▼

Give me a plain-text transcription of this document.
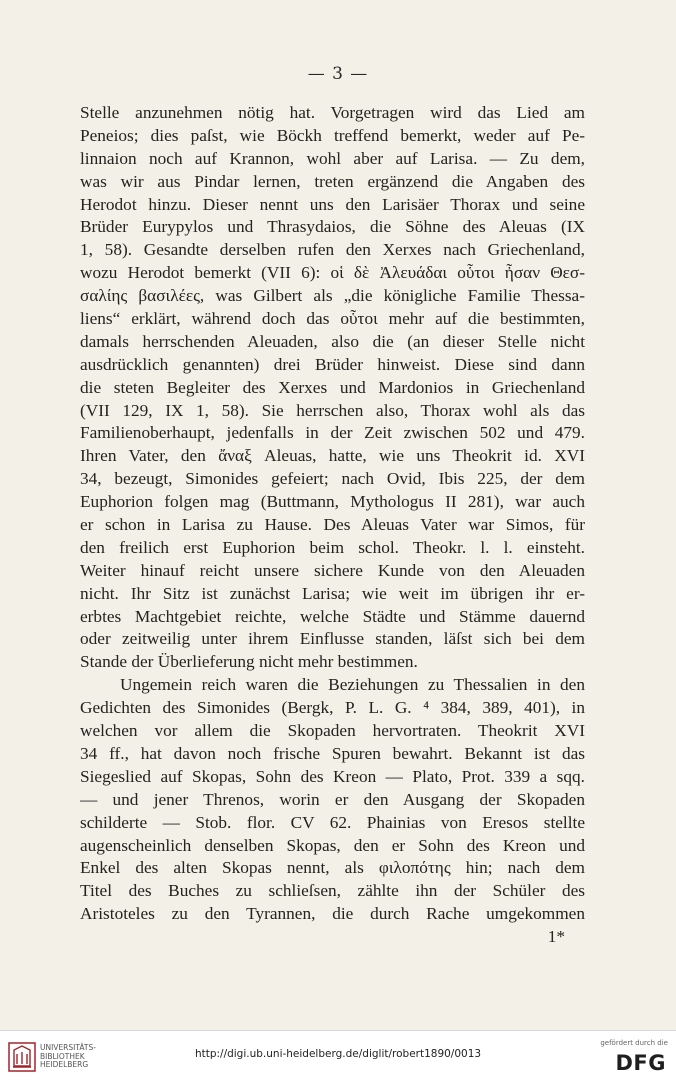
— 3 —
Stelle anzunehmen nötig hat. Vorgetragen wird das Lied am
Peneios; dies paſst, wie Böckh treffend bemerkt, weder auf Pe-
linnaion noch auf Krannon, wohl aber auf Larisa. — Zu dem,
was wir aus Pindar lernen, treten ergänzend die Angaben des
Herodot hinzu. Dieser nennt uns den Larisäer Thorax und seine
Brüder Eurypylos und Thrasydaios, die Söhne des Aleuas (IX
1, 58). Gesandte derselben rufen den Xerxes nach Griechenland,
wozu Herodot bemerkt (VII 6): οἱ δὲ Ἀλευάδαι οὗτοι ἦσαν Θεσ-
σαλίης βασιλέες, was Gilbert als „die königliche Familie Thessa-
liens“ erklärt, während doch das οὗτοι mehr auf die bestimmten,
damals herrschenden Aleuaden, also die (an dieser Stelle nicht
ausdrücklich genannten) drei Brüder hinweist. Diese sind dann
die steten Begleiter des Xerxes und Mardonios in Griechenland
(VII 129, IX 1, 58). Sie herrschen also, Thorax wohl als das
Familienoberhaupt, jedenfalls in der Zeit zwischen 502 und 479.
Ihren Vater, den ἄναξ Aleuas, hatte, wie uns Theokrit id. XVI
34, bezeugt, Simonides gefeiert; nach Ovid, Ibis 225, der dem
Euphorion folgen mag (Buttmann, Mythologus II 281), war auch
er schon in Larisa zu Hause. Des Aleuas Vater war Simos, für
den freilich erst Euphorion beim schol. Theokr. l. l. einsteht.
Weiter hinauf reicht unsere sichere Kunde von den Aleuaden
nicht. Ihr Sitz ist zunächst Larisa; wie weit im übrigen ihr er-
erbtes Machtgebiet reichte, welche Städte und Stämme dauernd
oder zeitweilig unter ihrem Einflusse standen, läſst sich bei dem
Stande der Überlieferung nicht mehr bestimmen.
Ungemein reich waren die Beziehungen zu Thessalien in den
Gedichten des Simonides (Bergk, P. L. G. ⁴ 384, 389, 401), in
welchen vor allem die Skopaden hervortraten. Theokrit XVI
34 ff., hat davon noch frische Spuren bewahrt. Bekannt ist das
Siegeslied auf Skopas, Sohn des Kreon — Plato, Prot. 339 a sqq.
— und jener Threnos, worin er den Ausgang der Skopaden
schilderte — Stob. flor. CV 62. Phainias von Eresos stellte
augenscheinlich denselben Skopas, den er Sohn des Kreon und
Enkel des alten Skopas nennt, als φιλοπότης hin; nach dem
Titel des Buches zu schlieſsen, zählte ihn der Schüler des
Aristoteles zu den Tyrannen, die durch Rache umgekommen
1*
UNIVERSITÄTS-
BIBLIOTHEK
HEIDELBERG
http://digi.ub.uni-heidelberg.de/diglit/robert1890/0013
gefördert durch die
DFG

▲
▼

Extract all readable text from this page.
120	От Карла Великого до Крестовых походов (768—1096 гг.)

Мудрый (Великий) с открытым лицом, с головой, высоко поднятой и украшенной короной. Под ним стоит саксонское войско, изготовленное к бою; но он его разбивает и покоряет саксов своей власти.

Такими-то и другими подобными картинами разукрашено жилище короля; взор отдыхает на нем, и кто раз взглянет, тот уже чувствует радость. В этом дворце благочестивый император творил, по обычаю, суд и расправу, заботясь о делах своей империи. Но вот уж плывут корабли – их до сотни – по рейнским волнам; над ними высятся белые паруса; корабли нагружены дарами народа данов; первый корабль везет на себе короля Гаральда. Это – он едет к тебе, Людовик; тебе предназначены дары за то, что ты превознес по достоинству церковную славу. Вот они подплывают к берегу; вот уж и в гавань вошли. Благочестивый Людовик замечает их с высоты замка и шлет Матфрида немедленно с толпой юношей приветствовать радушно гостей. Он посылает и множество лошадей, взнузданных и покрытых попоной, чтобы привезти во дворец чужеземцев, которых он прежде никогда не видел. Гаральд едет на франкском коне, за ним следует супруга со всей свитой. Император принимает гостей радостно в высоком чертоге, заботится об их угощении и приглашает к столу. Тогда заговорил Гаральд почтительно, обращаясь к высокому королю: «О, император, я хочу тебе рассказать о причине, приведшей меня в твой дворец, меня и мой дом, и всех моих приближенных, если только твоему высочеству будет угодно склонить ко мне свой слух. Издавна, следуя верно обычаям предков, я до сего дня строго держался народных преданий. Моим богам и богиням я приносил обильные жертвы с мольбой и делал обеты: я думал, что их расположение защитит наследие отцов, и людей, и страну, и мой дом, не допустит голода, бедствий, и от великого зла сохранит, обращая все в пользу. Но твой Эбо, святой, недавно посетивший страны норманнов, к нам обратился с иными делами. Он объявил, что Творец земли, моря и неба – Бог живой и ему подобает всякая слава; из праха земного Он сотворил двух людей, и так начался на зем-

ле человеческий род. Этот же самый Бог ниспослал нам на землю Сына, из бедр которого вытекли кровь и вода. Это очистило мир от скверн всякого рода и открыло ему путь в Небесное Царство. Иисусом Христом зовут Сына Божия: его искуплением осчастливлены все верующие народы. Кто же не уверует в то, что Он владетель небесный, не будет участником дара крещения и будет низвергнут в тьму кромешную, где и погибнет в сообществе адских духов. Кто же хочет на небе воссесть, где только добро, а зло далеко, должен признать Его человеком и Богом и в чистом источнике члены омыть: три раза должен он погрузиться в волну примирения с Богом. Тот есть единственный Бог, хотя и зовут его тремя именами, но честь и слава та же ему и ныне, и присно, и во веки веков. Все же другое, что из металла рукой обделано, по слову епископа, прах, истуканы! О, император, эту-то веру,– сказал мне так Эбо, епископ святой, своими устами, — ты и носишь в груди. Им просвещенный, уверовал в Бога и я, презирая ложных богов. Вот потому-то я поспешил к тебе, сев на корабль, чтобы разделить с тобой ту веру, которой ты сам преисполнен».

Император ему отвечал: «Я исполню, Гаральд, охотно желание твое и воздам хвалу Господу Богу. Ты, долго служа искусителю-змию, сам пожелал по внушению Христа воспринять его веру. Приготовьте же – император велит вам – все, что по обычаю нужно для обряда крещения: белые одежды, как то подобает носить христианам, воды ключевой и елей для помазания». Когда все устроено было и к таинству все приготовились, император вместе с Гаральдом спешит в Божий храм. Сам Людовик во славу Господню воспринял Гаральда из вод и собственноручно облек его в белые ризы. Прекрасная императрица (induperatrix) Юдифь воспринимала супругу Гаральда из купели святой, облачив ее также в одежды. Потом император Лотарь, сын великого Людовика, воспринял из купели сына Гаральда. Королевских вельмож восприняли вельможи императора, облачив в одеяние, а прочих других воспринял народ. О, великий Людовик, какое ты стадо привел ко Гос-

▲
▼

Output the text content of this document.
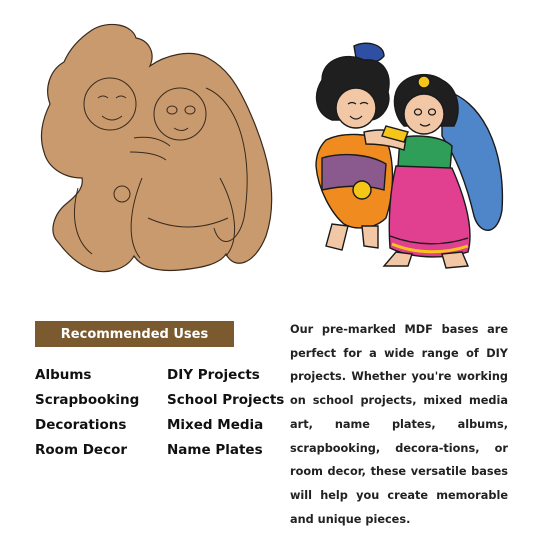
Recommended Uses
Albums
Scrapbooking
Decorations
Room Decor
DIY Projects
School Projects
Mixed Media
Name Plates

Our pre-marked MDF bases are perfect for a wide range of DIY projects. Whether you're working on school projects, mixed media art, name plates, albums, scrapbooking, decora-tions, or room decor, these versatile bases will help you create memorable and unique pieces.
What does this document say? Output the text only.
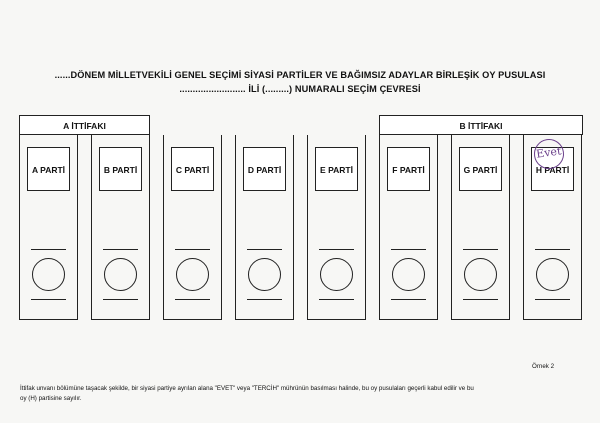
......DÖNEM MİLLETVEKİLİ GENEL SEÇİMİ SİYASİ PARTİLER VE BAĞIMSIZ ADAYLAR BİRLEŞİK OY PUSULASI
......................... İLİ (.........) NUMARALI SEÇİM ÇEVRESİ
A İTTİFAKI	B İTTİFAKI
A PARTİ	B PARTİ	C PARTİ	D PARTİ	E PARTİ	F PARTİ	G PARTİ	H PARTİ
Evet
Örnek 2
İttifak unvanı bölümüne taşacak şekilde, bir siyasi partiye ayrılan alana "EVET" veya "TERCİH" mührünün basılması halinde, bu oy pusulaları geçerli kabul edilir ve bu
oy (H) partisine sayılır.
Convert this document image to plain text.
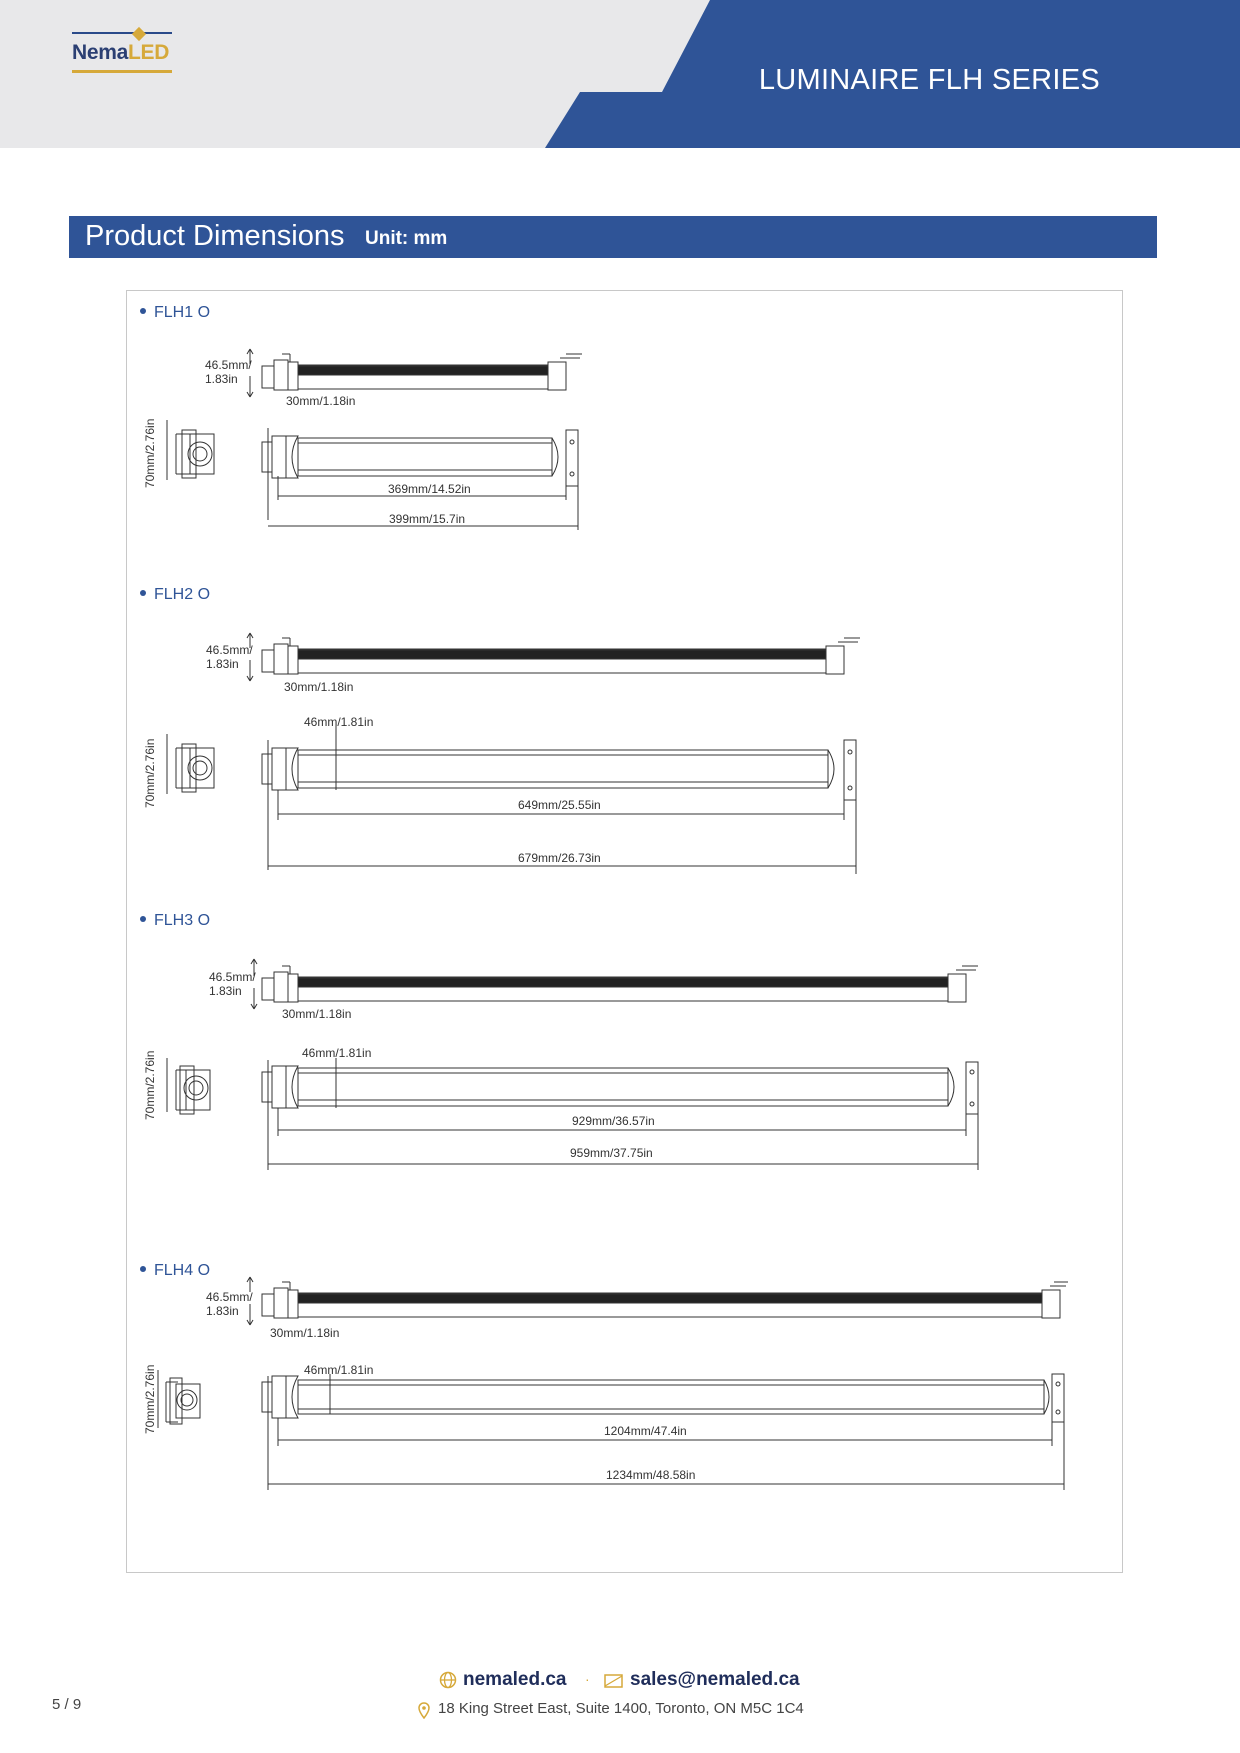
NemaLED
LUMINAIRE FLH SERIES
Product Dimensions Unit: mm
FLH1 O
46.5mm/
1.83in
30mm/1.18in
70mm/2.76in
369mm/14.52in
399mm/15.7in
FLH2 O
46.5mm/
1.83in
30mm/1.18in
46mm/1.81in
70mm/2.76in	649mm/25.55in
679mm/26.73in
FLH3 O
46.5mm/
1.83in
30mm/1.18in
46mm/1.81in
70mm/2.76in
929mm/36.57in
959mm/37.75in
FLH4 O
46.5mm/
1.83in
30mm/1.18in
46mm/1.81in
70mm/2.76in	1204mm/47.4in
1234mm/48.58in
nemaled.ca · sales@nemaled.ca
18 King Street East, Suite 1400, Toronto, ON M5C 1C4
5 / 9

▲

Select and copy every line of the listing with the word "Euphorion".

Euphorion folgen mag (Buttmann, Mythologus II 281), war auch
den freilich erst Euphorion beim schol. Theokr. l. l. einsteht.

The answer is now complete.